__GIVEN REQUEST__:
Below are entries. Pull out all lines containing "traid".

--- Begin ---

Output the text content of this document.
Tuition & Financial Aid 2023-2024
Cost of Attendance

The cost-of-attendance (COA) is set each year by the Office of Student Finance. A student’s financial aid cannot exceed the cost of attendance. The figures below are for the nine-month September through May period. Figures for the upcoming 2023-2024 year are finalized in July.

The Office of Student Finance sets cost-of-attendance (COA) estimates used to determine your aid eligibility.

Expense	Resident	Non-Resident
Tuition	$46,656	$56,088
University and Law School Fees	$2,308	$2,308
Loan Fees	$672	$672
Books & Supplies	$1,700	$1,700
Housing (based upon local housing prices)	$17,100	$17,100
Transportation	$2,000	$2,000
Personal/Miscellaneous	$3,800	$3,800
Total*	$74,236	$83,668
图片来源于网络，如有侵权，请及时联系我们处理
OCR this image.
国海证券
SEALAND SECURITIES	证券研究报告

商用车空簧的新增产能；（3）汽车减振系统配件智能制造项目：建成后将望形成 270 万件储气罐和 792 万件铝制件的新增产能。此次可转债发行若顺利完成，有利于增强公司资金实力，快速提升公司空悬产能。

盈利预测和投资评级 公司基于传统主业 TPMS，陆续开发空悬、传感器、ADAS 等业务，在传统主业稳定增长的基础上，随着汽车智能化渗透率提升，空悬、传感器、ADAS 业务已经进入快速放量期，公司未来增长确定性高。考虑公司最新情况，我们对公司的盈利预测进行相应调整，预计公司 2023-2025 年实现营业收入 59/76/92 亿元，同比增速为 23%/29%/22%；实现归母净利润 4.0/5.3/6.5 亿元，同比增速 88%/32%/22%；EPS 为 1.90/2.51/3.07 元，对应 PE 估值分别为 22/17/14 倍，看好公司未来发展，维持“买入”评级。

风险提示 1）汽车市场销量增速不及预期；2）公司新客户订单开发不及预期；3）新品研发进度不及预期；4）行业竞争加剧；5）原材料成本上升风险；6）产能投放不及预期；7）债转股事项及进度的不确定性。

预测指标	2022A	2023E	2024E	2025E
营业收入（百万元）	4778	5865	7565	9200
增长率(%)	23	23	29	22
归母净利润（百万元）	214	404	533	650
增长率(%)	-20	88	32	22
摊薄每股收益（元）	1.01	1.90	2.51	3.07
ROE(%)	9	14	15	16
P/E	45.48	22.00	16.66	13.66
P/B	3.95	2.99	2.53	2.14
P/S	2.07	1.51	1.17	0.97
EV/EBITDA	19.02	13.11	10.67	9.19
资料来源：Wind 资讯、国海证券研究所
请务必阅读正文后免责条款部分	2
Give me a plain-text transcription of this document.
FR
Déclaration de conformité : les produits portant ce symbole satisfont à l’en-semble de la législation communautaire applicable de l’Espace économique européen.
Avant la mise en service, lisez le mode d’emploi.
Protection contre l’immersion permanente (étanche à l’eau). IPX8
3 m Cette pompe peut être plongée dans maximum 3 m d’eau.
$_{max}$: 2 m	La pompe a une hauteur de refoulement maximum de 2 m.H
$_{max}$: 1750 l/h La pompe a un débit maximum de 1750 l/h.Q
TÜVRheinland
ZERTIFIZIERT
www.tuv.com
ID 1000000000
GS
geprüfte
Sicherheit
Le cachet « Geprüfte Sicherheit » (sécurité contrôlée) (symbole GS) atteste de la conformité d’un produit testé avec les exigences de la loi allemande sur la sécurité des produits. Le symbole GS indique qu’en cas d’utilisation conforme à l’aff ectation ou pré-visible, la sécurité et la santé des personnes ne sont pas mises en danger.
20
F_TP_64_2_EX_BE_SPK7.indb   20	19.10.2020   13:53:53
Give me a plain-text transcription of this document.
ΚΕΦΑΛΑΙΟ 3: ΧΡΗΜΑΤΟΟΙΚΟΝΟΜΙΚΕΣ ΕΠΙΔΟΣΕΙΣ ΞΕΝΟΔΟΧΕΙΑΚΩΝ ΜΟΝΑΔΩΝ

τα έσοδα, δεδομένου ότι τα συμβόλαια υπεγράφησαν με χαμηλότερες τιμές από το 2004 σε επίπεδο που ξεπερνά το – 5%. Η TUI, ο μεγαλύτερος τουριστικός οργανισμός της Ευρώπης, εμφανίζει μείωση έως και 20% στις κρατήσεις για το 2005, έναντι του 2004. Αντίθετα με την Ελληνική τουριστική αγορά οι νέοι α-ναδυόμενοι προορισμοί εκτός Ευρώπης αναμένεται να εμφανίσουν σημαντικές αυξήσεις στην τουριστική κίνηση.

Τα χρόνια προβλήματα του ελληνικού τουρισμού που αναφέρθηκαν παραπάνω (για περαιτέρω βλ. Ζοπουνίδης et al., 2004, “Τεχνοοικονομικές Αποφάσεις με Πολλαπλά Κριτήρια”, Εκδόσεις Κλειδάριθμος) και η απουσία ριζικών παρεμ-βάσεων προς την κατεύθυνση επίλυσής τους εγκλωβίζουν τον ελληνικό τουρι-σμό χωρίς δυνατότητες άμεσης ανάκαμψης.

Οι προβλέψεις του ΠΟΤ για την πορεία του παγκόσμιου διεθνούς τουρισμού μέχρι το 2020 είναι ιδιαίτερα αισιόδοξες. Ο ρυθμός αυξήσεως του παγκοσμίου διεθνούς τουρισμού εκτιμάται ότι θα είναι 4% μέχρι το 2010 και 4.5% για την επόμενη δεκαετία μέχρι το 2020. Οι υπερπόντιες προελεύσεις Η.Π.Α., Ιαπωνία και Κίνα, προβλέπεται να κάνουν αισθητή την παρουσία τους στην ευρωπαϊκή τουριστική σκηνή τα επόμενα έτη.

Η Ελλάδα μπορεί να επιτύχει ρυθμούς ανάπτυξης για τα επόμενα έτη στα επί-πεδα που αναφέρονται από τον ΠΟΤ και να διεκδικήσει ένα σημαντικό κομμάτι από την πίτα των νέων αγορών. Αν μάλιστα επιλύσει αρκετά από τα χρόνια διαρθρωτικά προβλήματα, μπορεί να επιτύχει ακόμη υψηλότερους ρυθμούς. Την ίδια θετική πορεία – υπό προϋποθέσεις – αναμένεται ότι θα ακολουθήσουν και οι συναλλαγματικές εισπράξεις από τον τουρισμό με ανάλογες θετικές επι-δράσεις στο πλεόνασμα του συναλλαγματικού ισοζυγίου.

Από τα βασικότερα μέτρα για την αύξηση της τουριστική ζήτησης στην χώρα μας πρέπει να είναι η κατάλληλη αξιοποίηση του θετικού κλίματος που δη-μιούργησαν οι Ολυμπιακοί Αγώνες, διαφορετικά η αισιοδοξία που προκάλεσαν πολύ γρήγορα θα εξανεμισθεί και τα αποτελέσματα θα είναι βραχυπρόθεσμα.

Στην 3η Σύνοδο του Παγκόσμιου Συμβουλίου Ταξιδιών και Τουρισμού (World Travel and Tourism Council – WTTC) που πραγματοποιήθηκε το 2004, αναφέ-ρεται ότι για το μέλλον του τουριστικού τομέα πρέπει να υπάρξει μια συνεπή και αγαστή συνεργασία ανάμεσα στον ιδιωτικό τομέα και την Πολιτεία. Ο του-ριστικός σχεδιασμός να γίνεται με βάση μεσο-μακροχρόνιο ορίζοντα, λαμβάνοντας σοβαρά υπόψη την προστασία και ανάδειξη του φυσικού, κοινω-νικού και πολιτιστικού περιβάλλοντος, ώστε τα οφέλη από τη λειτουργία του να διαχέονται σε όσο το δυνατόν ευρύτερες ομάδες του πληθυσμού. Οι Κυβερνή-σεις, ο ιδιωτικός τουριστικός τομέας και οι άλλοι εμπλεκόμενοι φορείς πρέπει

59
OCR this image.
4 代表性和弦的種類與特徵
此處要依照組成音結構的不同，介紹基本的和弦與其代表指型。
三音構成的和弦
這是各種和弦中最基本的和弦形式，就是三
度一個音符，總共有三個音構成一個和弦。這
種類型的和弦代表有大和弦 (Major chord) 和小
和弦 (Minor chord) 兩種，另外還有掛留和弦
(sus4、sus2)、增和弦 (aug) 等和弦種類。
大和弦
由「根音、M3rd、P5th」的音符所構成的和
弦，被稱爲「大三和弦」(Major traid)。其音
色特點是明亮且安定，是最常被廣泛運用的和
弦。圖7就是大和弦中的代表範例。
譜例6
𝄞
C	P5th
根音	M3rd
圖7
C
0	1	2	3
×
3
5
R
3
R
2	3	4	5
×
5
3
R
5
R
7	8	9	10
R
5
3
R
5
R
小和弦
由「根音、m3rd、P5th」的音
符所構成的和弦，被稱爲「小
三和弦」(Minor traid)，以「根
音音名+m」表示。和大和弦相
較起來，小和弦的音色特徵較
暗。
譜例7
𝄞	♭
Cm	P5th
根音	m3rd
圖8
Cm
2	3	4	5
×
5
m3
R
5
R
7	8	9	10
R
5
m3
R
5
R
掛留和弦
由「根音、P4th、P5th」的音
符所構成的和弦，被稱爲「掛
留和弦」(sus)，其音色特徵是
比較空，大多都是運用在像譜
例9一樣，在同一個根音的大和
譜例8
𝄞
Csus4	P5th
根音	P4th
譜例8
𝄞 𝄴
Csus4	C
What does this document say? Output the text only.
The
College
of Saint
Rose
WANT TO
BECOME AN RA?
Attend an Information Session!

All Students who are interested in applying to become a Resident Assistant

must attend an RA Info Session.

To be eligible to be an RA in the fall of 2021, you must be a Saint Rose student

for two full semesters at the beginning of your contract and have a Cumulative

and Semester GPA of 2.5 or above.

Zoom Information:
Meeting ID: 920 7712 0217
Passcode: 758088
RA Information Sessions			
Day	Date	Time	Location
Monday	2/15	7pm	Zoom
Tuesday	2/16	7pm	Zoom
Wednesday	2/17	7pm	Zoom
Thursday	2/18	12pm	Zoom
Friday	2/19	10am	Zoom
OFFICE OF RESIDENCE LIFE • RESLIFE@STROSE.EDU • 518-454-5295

--- End ---

__EXERCISE RESPONSE__:
弦，被稱爲「大三和弦」(Major traid)。其音
三和弦」(Minor traid)，以「根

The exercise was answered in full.